>> Begin Data records

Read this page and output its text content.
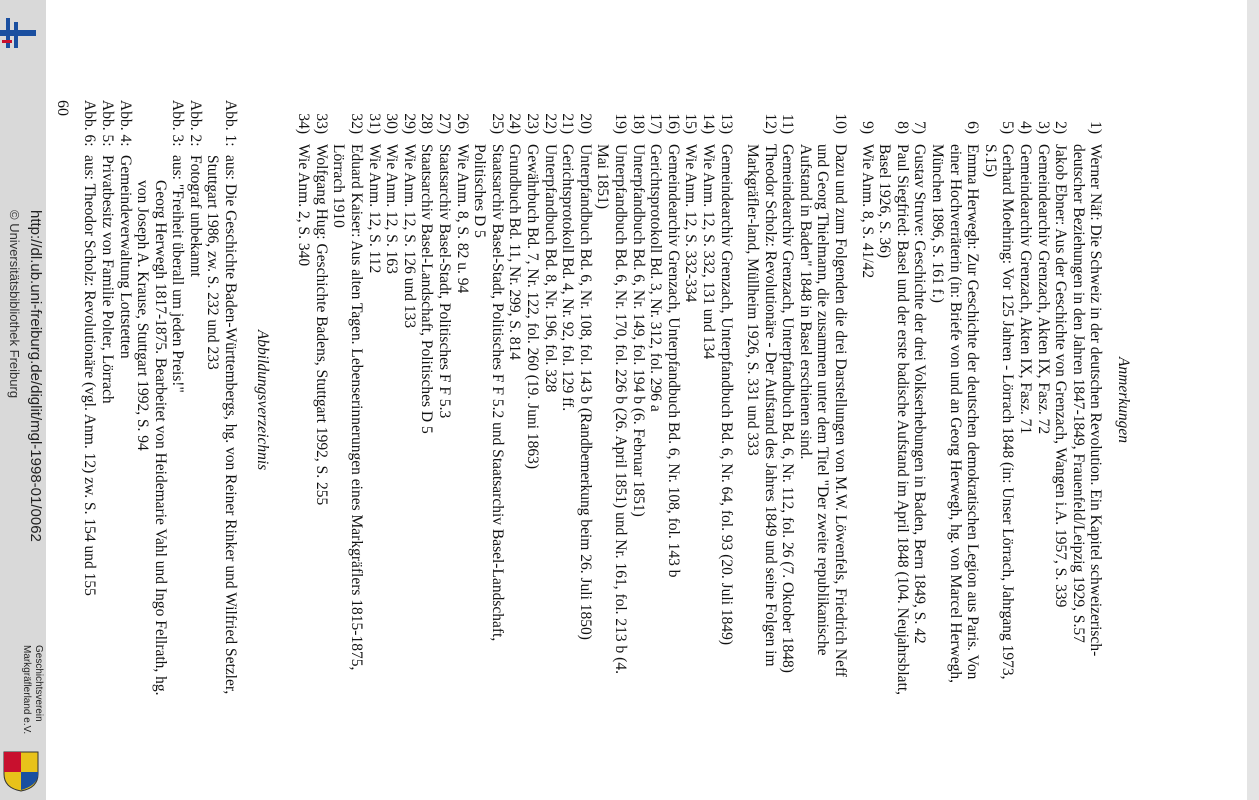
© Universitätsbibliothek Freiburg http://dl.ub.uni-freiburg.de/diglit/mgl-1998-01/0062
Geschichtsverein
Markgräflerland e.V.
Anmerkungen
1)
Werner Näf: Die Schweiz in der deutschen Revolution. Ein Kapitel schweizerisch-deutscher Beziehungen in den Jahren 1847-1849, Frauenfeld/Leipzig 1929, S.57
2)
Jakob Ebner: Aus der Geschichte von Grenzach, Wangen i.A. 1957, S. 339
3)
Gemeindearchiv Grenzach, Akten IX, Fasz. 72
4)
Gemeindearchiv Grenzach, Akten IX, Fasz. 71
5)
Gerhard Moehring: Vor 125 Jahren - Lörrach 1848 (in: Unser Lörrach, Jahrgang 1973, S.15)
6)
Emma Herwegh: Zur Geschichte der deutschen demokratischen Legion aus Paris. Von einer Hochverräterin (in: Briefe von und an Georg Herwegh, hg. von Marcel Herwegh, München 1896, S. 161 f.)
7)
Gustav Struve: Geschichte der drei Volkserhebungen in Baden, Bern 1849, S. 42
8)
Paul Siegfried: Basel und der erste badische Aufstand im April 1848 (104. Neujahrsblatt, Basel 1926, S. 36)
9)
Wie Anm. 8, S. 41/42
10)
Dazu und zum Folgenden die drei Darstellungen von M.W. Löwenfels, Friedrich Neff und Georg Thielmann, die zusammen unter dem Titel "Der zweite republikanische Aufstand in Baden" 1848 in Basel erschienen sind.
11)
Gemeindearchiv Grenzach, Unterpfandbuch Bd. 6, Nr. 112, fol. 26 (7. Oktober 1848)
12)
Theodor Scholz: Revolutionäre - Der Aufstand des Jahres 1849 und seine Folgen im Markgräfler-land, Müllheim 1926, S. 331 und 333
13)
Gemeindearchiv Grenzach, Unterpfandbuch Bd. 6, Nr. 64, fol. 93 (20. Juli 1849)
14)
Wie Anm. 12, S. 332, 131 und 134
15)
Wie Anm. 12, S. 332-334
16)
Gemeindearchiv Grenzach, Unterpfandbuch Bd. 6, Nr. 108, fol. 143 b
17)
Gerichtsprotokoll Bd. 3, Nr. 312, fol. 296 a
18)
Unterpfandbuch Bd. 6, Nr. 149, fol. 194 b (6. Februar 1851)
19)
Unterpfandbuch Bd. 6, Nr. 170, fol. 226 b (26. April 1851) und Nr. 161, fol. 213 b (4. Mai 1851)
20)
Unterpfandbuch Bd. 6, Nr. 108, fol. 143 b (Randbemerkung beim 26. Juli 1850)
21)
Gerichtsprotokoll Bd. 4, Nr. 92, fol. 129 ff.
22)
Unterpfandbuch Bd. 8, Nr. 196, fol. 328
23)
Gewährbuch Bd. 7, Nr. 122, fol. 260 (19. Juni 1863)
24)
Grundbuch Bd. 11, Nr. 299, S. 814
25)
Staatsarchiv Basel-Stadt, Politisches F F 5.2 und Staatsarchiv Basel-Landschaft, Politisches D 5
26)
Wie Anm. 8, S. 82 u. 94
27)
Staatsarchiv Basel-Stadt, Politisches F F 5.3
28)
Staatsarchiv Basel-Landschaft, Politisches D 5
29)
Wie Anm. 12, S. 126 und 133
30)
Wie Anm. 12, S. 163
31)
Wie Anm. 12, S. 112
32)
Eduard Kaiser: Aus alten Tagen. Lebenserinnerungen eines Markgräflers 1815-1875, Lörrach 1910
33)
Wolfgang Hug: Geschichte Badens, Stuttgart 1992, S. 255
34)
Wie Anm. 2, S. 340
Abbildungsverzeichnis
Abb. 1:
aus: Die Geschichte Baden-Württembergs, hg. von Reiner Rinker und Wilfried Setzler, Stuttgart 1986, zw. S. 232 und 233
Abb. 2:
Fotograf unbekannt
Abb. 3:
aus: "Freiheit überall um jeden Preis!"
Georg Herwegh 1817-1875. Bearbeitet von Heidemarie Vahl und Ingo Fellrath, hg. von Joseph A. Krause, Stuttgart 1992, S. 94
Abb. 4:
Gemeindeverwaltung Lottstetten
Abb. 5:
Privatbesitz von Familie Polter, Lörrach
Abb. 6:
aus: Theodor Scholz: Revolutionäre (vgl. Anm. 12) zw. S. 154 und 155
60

>> End Data records
>> Begin Data records

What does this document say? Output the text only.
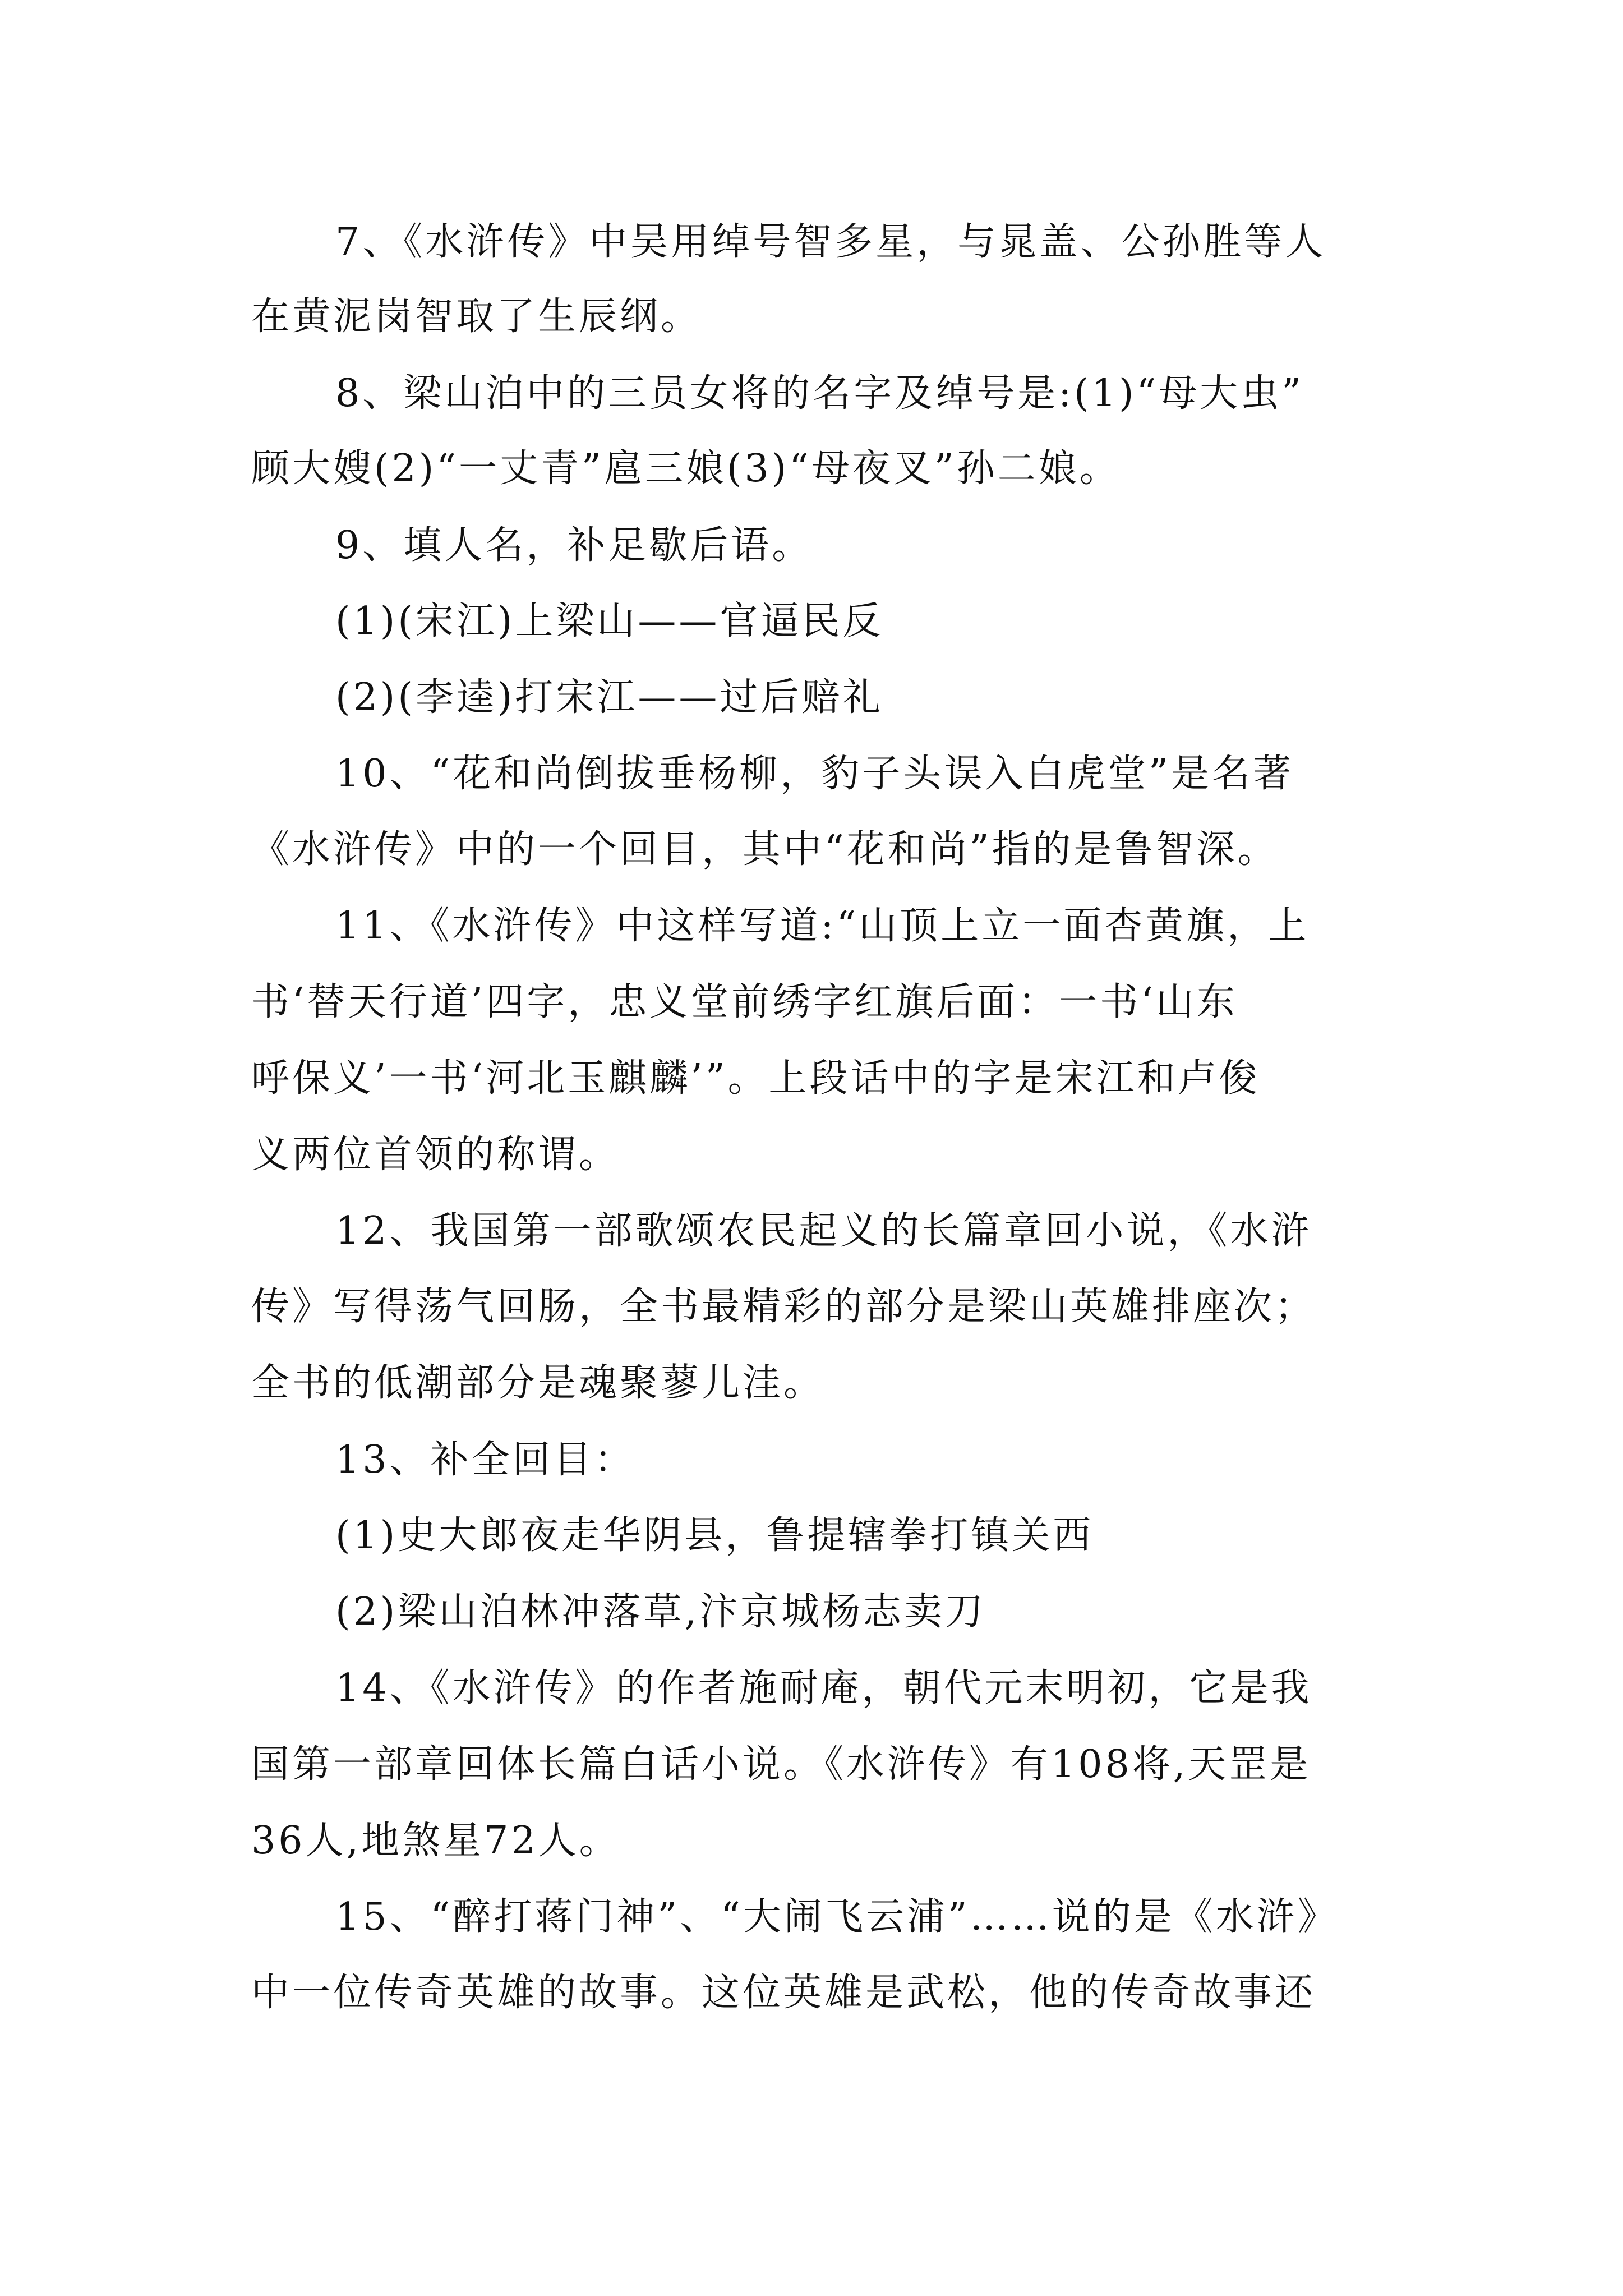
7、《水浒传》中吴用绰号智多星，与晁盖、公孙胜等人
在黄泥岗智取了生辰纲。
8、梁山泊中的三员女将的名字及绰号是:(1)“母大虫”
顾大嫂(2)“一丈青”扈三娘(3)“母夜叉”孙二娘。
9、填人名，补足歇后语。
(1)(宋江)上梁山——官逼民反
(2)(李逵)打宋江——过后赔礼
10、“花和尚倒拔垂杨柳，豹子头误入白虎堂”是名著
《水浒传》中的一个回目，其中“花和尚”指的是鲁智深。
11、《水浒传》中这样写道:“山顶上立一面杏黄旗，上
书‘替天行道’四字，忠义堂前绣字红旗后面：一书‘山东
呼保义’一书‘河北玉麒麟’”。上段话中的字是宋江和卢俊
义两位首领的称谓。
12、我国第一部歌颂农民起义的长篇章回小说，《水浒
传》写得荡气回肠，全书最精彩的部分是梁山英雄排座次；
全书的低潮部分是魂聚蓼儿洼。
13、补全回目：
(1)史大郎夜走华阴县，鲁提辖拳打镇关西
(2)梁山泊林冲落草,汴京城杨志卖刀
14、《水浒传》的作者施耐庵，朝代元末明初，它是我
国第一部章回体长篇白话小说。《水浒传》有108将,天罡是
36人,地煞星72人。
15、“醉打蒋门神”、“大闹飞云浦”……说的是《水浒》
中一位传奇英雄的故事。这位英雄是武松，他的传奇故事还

>> End Data records

What is required: Show the lines that mention the word "Politisches".

Result of the task:
Staatsarchiv Basel-Stadt, Politisches F F 5.2 und Staatsarchiv Basel-Landschaft, Politisches D 5
Staatsarchiv Basel-Stadt, Politisches F F 5.3
Staatsarchiv Basel-Landschaft, Politisches D 5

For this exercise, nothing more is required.